--- Texte à lire ---

******************************

Par contre la protection était nettement plus faible en cas de réinfection par le variant omicron BA.1. Elle était de 45,3 % (IC 17,3-76,1), et de 44,0 % (26,5-65,0) contre la maladie symptomatique liée à ce variant. A A noter que l'efficacité contre les formes graves de la maladie (hospitalisation et décès) était très élevée pour tous les variants, y compris le variant omicron BA.1 (Delta 97,2 %-Beta 88 %-Omicron BA-1 81.9 %-Alpha 79,6 %, sans différence significative).
La protection contre la réinfection par les variants alpha et delta a diminué avec le temps mais est restée élevée à 78,6 % (49,8-93,6) à 40 semaines. La protection contre la réinfection par le variant omicron BA.1 a diminué plus rapidement et a été estimée à 36,1 % (24,4-51,3) à 40 semaines. En revanche, la protection contre les formes graves de la Covid-19 est restée élevée pour tous les variants, avec 90,2 % (69,7-97,5) pour les variants alpha et delta, et 88 % (84,7-90,9) pour le variant omicron BA.1 à 40 semaines.

******************************

--- Tâche à réaliser A ---
Relevez tous les variants du virus nommés dans le texte sur la protection contre la réinfection.
--- Tâche à réaliser B ---
Poursuivez le texte sur la protection contre la réinfection après sa dernière phrase.

--- Liste des données ---
******************************

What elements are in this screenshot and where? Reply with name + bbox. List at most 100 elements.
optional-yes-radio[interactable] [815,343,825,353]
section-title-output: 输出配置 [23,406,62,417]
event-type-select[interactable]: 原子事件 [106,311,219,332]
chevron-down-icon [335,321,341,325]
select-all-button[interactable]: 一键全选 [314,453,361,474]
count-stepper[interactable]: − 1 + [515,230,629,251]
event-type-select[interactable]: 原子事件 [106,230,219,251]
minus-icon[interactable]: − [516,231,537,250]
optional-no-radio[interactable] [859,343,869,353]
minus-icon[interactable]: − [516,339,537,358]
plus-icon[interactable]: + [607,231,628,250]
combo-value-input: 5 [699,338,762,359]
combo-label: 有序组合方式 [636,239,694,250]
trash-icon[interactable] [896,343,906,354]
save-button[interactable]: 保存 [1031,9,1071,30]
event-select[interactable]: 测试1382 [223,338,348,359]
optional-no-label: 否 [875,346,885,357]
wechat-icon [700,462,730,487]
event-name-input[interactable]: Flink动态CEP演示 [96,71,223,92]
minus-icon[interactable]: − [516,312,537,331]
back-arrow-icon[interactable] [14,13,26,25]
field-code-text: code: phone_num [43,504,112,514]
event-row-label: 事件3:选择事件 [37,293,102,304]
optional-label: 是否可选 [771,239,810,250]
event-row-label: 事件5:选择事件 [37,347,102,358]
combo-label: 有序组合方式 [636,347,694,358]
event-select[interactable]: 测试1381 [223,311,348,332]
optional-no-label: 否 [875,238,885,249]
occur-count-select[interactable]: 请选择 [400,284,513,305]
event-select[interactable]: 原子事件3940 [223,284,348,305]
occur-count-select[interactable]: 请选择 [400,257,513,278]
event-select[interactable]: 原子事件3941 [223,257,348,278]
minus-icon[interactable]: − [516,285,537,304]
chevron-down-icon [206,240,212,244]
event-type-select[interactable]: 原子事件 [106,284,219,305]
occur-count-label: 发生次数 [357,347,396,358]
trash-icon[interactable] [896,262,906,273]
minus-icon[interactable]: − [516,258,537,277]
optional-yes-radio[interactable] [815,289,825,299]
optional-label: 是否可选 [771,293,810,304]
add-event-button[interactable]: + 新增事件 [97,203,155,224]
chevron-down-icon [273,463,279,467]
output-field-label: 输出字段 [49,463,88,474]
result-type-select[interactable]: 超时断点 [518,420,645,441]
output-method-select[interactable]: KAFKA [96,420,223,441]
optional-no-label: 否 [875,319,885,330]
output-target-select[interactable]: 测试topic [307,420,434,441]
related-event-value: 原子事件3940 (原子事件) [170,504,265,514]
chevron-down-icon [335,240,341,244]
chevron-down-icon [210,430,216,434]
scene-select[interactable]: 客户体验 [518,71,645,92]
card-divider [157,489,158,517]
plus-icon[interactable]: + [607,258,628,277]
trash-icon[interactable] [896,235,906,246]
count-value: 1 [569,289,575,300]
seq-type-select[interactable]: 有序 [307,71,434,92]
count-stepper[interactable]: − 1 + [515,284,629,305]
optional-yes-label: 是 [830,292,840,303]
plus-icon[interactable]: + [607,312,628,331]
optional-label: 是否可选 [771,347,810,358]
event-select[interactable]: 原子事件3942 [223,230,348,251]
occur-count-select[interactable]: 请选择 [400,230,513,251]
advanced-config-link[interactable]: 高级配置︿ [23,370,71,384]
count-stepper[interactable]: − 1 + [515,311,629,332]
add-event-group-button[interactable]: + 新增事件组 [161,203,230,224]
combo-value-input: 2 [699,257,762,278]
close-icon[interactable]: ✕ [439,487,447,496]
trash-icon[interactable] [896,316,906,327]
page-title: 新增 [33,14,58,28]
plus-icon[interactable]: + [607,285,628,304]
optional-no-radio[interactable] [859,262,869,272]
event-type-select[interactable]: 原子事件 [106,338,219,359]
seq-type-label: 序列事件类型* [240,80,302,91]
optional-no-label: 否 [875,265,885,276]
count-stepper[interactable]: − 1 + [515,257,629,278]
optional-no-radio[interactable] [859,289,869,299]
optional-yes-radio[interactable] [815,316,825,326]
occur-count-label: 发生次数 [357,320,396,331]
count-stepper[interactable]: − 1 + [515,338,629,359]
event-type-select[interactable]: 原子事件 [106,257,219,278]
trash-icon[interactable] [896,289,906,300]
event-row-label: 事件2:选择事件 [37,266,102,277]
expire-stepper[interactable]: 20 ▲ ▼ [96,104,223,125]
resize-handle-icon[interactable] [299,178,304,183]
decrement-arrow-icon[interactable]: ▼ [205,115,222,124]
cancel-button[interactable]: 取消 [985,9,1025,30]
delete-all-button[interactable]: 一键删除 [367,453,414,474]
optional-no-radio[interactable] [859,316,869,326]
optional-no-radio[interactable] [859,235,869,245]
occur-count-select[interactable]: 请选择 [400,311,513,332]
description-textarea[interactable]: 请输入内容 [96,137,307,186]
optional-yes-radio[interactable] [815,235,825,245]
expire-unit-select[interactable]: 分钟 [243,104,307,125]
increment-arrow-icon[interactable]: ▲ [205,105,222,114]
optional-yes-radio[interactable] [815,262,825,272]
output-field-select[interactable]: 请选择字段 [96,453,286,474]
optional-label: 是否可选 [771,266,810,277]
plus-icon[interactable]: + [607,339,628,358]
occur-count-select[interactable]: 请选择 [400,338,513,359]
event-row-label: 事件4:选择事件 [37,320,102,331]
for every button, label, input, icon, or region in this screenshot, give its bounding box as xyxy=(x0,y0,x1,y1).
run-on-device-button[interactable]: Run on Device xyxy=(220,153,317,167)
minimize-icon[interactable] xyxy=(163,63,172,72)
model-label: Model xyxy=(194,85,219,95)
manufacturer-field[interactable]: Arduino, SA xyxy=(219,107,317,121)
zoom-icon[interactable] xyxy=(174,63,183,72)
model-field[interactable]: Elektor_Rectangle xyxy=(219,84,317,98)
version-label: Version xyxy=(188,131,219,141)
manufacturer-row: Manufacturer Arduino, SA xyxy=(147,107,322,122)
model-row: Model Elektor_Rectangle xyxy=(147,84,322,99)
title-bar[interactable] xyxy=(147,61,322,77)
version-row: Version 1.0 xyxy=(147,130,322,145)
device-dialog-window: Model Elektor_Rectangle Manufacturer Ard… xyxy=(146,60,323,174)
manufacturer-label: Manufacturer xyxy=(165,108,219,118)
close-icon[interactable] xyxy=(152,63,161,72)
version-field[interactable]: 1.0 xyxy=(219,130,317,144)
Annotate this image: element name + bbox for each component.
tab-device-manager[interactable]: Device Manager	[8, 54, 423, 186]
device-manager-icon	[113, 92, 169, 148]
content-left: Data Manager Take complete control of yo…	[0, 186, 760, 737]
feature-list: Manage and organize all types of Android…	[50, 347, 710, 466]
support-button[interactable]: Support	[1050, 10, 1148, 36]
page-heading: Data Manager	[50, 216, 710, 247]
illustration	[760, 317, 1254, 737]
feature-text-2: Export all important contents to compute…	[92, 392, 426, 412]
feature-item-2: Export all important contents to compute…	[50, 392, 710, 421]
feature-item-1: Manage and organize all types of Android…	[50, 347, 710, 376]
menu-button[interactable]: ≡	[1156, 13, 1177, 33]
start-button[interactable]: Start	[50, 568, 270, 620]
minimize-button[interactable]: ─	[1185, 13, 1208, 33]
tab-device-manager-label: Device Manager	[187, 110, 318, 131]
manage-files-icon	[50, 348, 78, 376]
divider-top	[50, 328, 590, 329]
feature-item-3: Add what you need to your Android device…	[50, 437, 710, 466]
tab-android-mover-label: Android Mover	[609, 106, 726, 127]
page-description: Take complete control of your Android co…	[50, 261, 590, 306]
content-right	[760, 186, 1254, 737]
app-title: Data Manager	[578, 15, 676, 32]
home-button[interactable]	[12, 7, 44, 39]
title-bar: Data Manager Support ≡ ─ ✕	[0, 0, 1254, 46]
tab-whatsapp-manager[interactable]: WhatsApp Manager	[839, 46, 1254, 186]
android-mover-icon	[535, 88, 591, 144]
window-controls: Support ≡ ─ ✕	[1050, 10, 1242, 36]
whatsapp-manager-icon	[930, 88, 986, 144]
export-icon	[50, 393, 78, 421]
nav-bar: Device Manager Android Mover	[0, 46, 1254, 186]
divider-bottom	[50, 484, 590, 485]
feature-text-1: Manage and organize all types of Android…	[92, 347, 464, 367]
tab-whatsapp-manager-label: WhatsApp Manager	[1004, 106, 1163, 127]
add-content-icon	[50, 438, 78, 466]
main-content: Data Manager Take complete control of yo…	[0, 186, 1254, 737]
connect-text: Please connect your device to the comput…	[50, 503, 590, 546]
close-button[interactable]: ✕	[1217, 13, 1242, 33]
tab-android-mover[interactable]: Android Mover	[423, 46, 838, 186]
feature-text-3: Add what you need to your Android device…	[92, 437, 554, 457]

******************************

--- Réponse A ---
omicron BA.1, delta, beta, alpha

--- Réponse B ---
Bien que la protection conférée par une infection passée s'estompe avec le temps, le niveau de protection contre la réinfection, la maladie symptomatique et la maladie grave semble être au moins aussi durable, sinon plus, que celui fourni par une vaccination à deux doses avec les vaccins ARNm pour les variants alpha, delta et omicron de BA.1, ce qui ressort également d'études comparant directement l'immunité naturelle à la protection induite par le vaccin [10].
Les niveaux de protection contre les formes graves restent élevés (comme avec une vaccination) quel que soit le variant impliqué dans la réinfection
Cette étude fournit une analyse complète des travaux portant sur la protection liée à une infection antérieure par le SARS-CoV-2 contre une réinfection virale, avec une analyse selon les variants en cause ; elle évalue aussi l'affaiblissement de l'immunité en fonction du temps écoulé depuis la primo-infection.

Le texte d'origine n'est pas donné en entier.